• Task prompt
Repeat, without any change, the entries presented below.

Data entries
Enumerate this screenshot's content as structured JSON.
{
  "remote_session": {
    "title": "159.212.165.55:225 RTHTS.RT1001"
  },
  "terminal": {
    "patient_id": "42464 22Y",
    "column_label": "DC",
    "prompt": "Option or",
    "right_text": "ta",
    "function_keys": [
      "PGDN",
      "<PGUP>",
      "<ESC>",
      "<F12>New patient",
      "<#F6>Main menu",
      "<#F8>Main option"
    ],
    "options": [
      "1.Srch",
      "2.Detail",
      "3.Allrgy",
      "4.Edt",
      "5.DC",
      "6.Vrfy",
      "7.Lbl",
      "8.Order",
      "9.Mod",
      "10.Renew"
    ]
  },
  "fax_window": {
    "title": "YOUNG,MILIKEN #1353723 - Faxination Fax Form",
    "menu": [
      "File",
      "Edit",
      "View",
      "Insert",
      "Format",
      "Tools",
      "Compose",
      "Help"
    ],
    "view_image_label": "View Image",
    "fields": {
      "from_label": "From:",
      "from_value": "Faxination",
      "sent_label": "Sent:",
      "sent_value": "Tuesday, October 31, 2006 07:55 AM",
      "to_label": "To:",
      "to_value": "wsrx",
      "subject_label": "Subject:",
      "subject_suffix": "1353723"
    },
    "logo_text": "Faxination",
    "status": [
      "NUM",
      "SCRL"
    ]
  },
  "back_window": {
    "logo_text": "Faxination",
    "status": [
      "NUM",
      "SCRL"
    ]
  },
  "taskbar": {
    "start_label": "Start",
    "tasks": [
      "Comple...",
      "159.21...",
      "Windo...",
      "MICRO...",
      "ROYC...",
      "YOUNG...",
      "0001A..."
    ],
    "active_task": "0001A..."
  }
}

• Correct output
Enumerate this screenshot's content as structured JSON.
{
  "remote_session": {
    "title": "159.212.165.55:225 RTHTS.RT1001"
  },
  "terminal": {
    "patient_id": "42464 22Y",
    "column_label": "DC",
    "prompt": "Option or",
    "right_text": "ta",
    "function_keys": [
      "PGDN",
      "<PGUP>",
      "<ESC>",
      "<F12>New patient",
      "<#F6>Main menu",
      "<#F8>Main option"
    ],
    "options": [
      "1.Srch",
      "2.Detail",
      "3.Allrgy",
      "4.Edt",
      "5.DC",
      "6.Vrfy",
      "7.Lbl",
      "8.Order",
      "9.Mod",
      "10.Renew"
    ]
  },
  "fax_window": {
    "title": "YOUNG,MILIKEN #1353723 - Faxination Fax Form",
    "menu": [
      "File",
      "Edit",
      "View",
      "Insert",
      "Format",
      "Tools",
      "Compose",
      "Help"
    ],
    "view_image_label": "View Image",
    "fields": {
      "from_label": "From:",
      "from_value": "Faxination",
      "sent_label": "Sent:",
      "sent_value": "Tuesday, October 31, 2006 07:55 AM",
      "to_label": "To:",
      "to_value": "wsrx",
      "subject_label": "Subject:",
      "subject_suffix": "1353723"
    },
    "logo_text": "Faxination",
    "status": [
      "NUM",
      "SCRL"
    ]
  },
  "back_window": {
    "logo_text": "Faxination",
    "status": [
      "NUM",
      "SCRL"
    ]
  },
  "taskbar": {
    "start_label": "Start",
    "tasks": [
      "Comple...",
      "159.21...",
      "Windo...",
      "MICRO...",
      "ROYC...",
      "YOUNG...",
      "0001A..."
    ],
    "active_task": "0001A..."
  }
}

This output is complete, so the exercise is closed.